▶ **PARTS OF THE EXERCISE**
1) According to the post about the motorcycle's front end, what was the front fender not riveted to?
2) Rewrite the records as a numbered list, leaving out blank lines and pictures. Begin at the first line of the records and stop after the line that contains "26, 1250, 62]".

Reason I ask is, I have been dealing with very similar issues. And the usual suspects haven't produced any 'It's fixed!' results that I thought they would have.

Turns out, I had two different issues contributing. First, was the bottom left fork leg 'lightly' ground down on the very bottom. Ground metal was making the pinch, well, not pinch.

The other issue was a bit more insidious. The front fender was not riveted to fork/fender brace. The fender literally could/would flop/flutter around. Anytime I pulled onto my parking pad, I go over a hump, that produced an audible/feelable knock. I chased everything I could reasonably think of. It wasn't until yesterday that I was going into one of many 'search party' adventures, that I realized there was something amiss. I took the fender completely off, bolted the Murph's forkbrace back on, that came on the bike when I bought it, and lo-and-behold, the bike was transformed! Gone was the skating/marble/wandering/hinge feel, to something much more akin to a solid performing bike. Perfect? No, this bike is old, in age and design. But much more to what I thought I would be getting myself into.

▶ **PROVIDED ENTRIES**
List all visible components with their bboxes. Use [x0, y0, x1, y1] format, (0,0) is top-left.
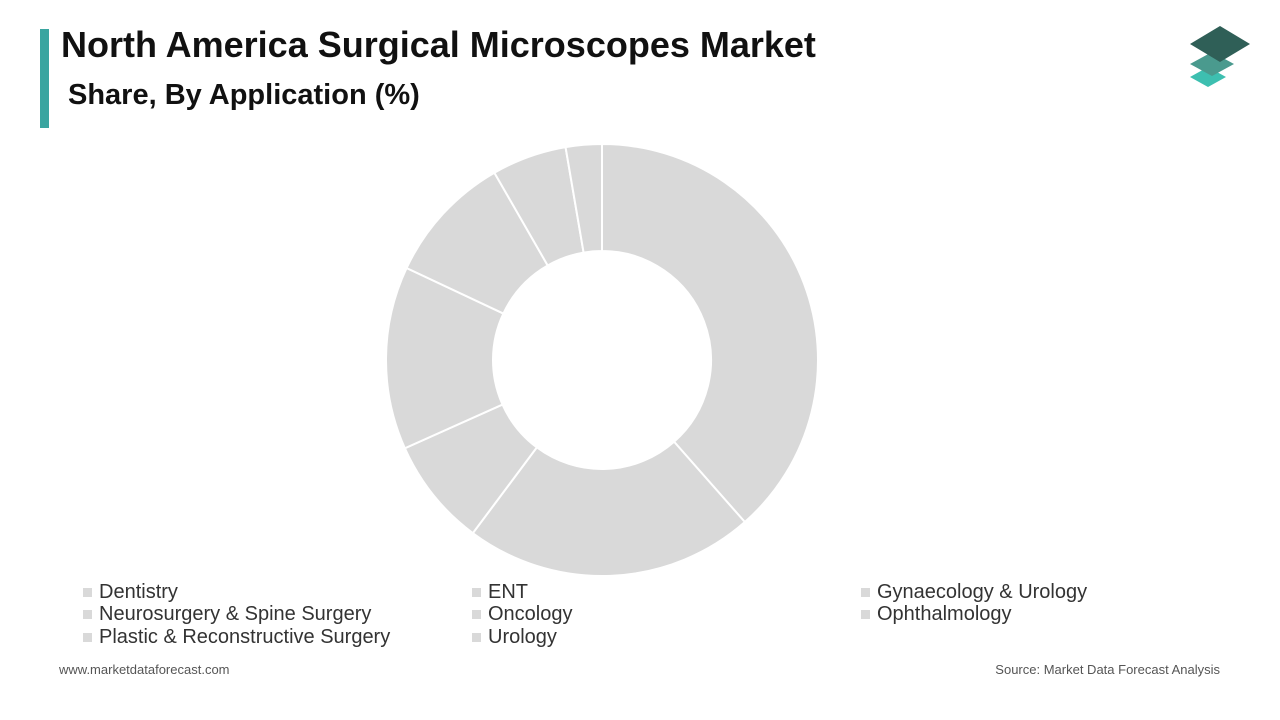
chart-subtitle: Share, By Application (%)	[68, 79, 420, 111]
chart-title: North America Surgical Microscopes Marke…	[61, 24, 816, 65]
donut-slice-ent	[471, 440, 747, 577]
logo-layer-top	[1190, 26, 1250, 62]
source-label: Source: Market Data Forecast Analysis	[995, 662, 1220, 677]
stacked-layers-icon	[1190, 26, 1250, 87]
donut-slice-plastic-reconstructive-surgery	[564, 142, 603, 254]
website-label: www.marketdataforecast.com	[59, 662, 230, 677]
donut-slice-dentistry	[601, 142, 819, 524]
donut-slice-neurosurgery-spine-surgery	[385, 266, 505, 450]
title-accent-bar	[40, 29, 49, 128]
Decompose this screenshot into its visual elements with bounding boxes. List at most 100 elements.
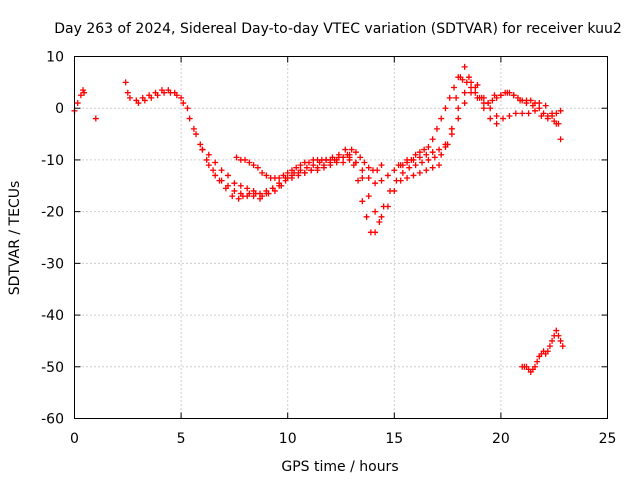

▶ **ANSWERS FOR THE TASKS**
1) The fork/fender brace.

2)
1. List all visible components with their bboxes. Use [x0, y0, x1, y1] format, (0,0) is top-left.
2. chart-subtitle: Share, By Application (%)	[68, 79, 420, 111]
3. chart-title: North America Surgical Microscopes Marke…	[61, 24, 816, 65]
4. donut-slice-ent	[471, 440, 747, 577]
5. logo-layer-top	[1190, 26, 1250, 62]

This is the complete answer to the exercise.